» **Given task**:
Every line that includes the word "JSON" is to be listed.

----------

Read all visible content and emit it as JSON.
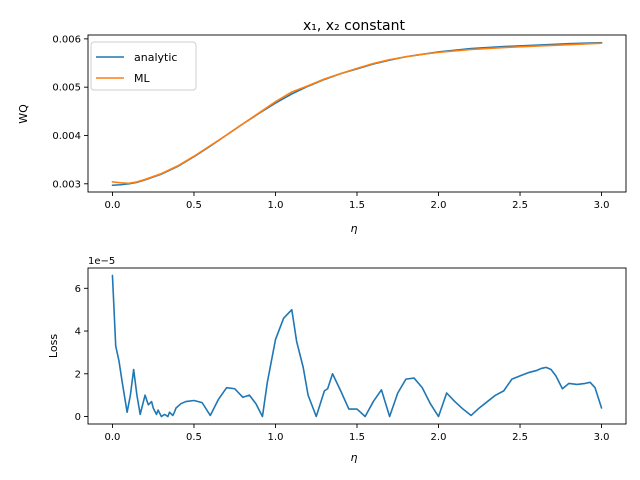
{
  "chart_data": [
    {
      "type": "line",
      "title": "x₁, x₂ constant",
      "xlabel": "η",
      "ylabel": "WQ",
      "xlim": [
        -0.15,
        3.15
      ],
      "ylim": [
        0.00283,
        0.00608
      ],
      "xticks": [
        "0.0",
        "0.5",
        "1.0",
        "1.5",
        "2.0",
        "2.5",
        "3.0"
      ],
      "xtick_values": [
        0,
        0.5,
        1.0,
        1.5,
        2.0,
        2.5,
        3.0
      ],
      "yticks": [
        "0.003",
        "0.004",
        "0.005",
        "0.006"
      ],
      "ytick_values": [
        0.003,
        0.004,
        0.005,
        0.006
      ],
      "grid": false,
      "legend_position": "top-left",
      "series": [
        {
          "name": "analytic",
          "color": "#1f77b4",
          "x": [
            0,
            0.05,
            0.1,
            0.15,
            0.2,
            0.3,
            0.4,
            0.5,
            0.6,
            0.7,
            0.8,
            0.9,
            1.0,
            1.1,
            1.2,
            1.3,
            1.4,
            1.5,
            1.6,
            1.7,
            1.8,
            1.9,
            2.0,
            2.2,
            2.4,
            2.6,
            2.8,
            3.0
          ],
          "y": [
            0.00297,
            0.00298,
            0.003,
            0.00303,
            0.00308,
            0.0032,
            0.00336,
            0.00356,
            0.00378,
            0.00401,
            0.00424,
            0.00446,
            0.00467,
            0.00486,
            0.00502,
            0.00516,
            0.00528,
            0.00538,
            0.00548,
            0.00556,
            0.00563,
            0.00568,
            0.00573,
            0.0058,
            0.00584,
            0.00587,
            0.0059,
            0.00592
          ]
        },
        {
          "name": "ML",
          "color": "#ff7f0e",
          "x": [
            0,
            0.05,
            0.1,
            0.15,
            0.2,
            0.3,
            0.4,
            0.5,
            0.6,
            0.7,
            0.8,
            0.9,
            1.0,
            1.1,
            1.2,
            1.3,
            1.4,
            1.5,
            1.6,
            1.7,
            1.8,
            1.9,
            2.0,
            2.2,
            2.4,
            2.6,
            2.8,
            3.0
          ],
          "y": [
            0.00304,
            0.00302,
            0.00301,
            0.00304,
            0.00309,
            0.00321,
            0.00337,
            0.00357,
            0.00379,
            0.00401,
            0.00424,
            0.00447,
            0.0047,
            0.0049,
            0.00503,
            0.00517,
            0.00528,
            0.00539,
            0.00549,
            0.00557,
            0.00563,
            0.00568,
            0.00572,
            0.00578,
            0.00582,
            0.00585,
            0.00588,
            0.00591
          ]
        }
      ]
    },
    {
      "type": "line",
      "title": "",
      "xlabel": "η",
      "ylabel": "Loss",
      "offset_text": "1e−5",
      "xlim": [
        -0.15,
        3.15
      ],
      "ylim": [
        -3.5e-06,
        6.95e-05
      ],
      "xticks": [
        "0.0",
        "0.5",
        "1.0",
        "1.5",
        "2.0",
        "2.5",
        "3.0"
      ],
      "xtick_values": [
        0,
        0.5,
        1.0,
        1.5,
        2.0,
        2.5,
        3.0
      ],
      "yticks": [
        "0",
        "2",
        "4",
        "6"
      ],
      "ytick_values": [
        0,
        2e-05,
        4e-05,
        6e-05
      ],
      "grid": false,
      "series": [
        {
          "name": "",
          "color": "#1f77b4",
          "x": [
            0.0,
            0.02,
            0.04,
            0.06,
            0.09,
            0.11,
            0.13,
            0.15,
            0.17,
            0.2,
            0.22,
            0.24,
            0.25,
            0.27,
            0.28,
            0.3,
            0.32,
            0.34,
            0.35,
            0.37,
            0.38,
            0.39,
            0.42,
            0.45,
            0.5,
            0.55,
            0.6,
            0.65,
            0.7,
            0.75,
            0.8,
            0.84,
            0.88,
            0.92,
            0.95,
            1.0,
            1.05,
            1.1,
            1.13,
            1.17,
            1.2,
            1.25,
            1.3,
            1.32,
            1.35,
            1.4,
            1.45,
            1.5,
            1.55,
            1.6,
            1.65,
            1.7,
            1.75,
            1.8,
            1.85,
            1.9,
            1.95,
            2.0,
            2.05,
            2.1,
            2.15,
            2.2,
            2.25,
            2.3,
            2.35,
            2.4,
            2.45,
            2.5,
            2.55,
            2.6,
            2.63,
            2.66,
            2.69,
            2.72,
            2.76,
            2.8,
            2.85,
            2.9,
            2.93,
            2.96,
            3.0
          ],
          "y": [
            6.6e-05,
            3.3e-05,
            2.6e-05,
            1.6e-05,
            2e-06,
            1e-05,
            2.2e-05,
            1e-05,
            1e-06,
            1e-05,
            5.5e-06,
            7e-06,
            4e-06,
            1e-06,
            3e-06,
            0.0,
            1e-06,
            0.0,
            2e-06,
            5e-07,
            2e-06,
            4e-06,
            6e-06,
            7e-06,
            7.5e-06,
            6.5e-06,
            5e-07,
            8e-06,
            1.35e-05,
            1.3e-05,
            9e-06,
            1e-05,
            6e-06,
            0.0,
            1.6e-05,
            3.6e-05,
            4.6e-05,
            5e-05,
            3.5e-05,
            2.3e-05,
            1e-05,
            0.0,
            1.2e-05,
            1.3e-05,
            2e-05,
            1.2e-05,
            3.5e-06,
            3.5e-06,
            0.0,
            7e-06,
            1.25e-05,
            0.0,
            1.1e-05,
            1.75e-05,
            1.8e-05,
            1.35e-05,
            6e-06,
            0.0,
            1.1e-05,
            7e-06,
            3.5e-06,
            5e-07,
            4e-06,
            7e-06,
            1e-05,
            1.2e-05,
            1.75e-05,
            1.9e-05,
            2.05e-05,
            2.15e-05,
            2.25e-05,
            2.3e-05,
            2.2e-05,
            1.9e-05,
            1.3e-05,
            1.55e-05,
            1.5e-05,
            1.55e-05,
            1.6e-05,
            1.35e-05,
            4e-06
          ]
        }
      ]
    }
  ]
}
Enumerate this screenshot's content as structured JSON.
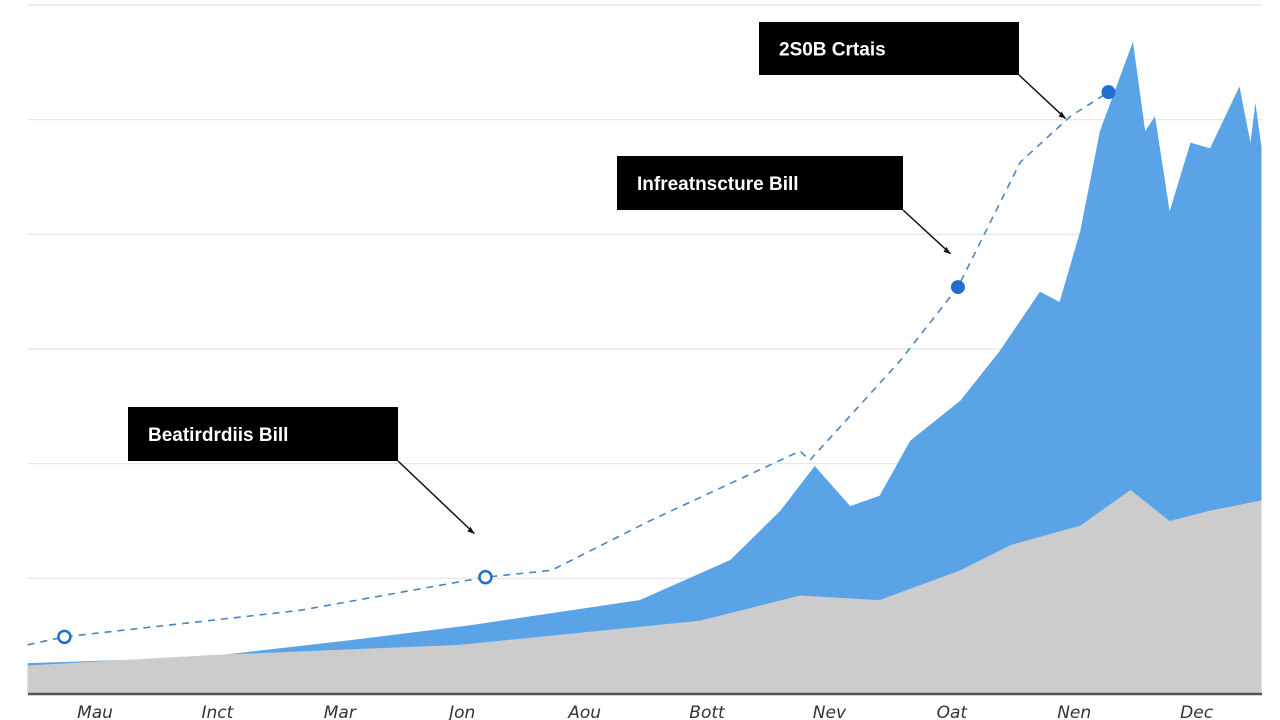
{
  "chart_data": {
    "type": "area",
    "title": "",
    "xlabel": "",
    "ylabel": "",
    "categories": [
      "Mau",
      "Inct",
      "Mar",
      "Jon",
      "Aou",
      "Bott",
      "Nev",
      "Oat",
      "Nen",
      "Dec"
    ],
    "ylim": [
      0,
      6
    ],
    "grid": true,
    "colors": {
      "gray_area": "#cccccc",
      "blue_area": "#5aa3e6",
      "dashed_line": "#4a86c0",
      "marker": "#1f6fd1",
      "annotation_bg": "#000000"
    },
    "series": [
      {
        "key": "blue",
        "x": [
          -0.55,
          0.86,
          2.08,
          3.06,
          4.45,
          5.19,
          5.6,
          5.88,
          6.17,
          6.41,
          6.66,
          7.07,
          7.39,
          7.72,
          7.88,
          8.05,
          8.21,
          8.48,
          8.58,
          8.66,
          8.78,
          8.95,
          9.11,
          9.35,
          9.44,
          9.48,
          9.53
        ],
        "values": [
          0.26,
          0.31,
          0.46,
          0.59,
          0.81,
          1.16,
          1.59,
          1.98,
          1.63,
          1.72,
          2.2,
          2.55,
          2.98,
          3.5,
          3.41,
          4.03,
          4.9,
          5.68,
          4.9,
          5.03,
          4.2,
          4.8,
          4.75,
          5.29,
          4.8,
          5.15,
          4.76
        ]
      },
      {
        "key": "gray",
        "x": [
          -0.55,
          0.94,
          2.98,
          4.94,
          5.76,
          6.41,
          7.07,
          7.48,
          8.05,
          8.46,
          8.78,
          9.11,
          9.53
        ],
        "values": [
          0.24,
          0.33,
          0.42,
          0.63,
          0.85,
          0.81,
          1.07,
          1.29,
          1.46,
          1.77,
          1.5,
          1.59,
          1.68
        ]
      },
      {
        "key": "trend",
        "style": "dashed",
        "x": [
          -0.55,
          -0.25,
          1.67,
          3.19,
          3.73,
          4.53,
          5.76,
          5.84,
          6.58,
          7.05,
          7.56,
          7.97,
          8.28
        ],
        "values": [
          0.42,
          0.49,
          0.72,
          1.01,
          1.07,
          1.5,
          2.11,
          2.03,
          2.9,
          3.54,
          4.63,
          5.03,
          5.24
        ],
        "markers": [
          {
            "x": -0.25,
            "y": 0.49,
            "filled": false
          },
          {
            "x": 3.19,
            "y": 1.01,
            "filled": false
          },
          {
            "x": 7.05,
            "y": 3.54,
            "filled": true
          },
          {
            "x": 8.28,
            "y": 5.24,
            "filled": true
          }
        ]
      }
    ],
    "annotations": [
      {
        "text": "Beatirdrdiis Bill",
        "target": {
          "x": 3.1,
          "y": 1.39
        }
      },
      {
        "text": "Infreatnscture Bill",
        "target": {
          "x": 6.99,
          "y": 3.83
        }
      },
      {
        "text": "2S0B Crtais",
        "target": {
          "x": 7.93,
          "y": 5.01
        }
      }
    ]
  }
}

----------

» **Reply to the task**:
Read all visible content and emit it as JSON.
Enumerate this screenshot's content as structured JSON.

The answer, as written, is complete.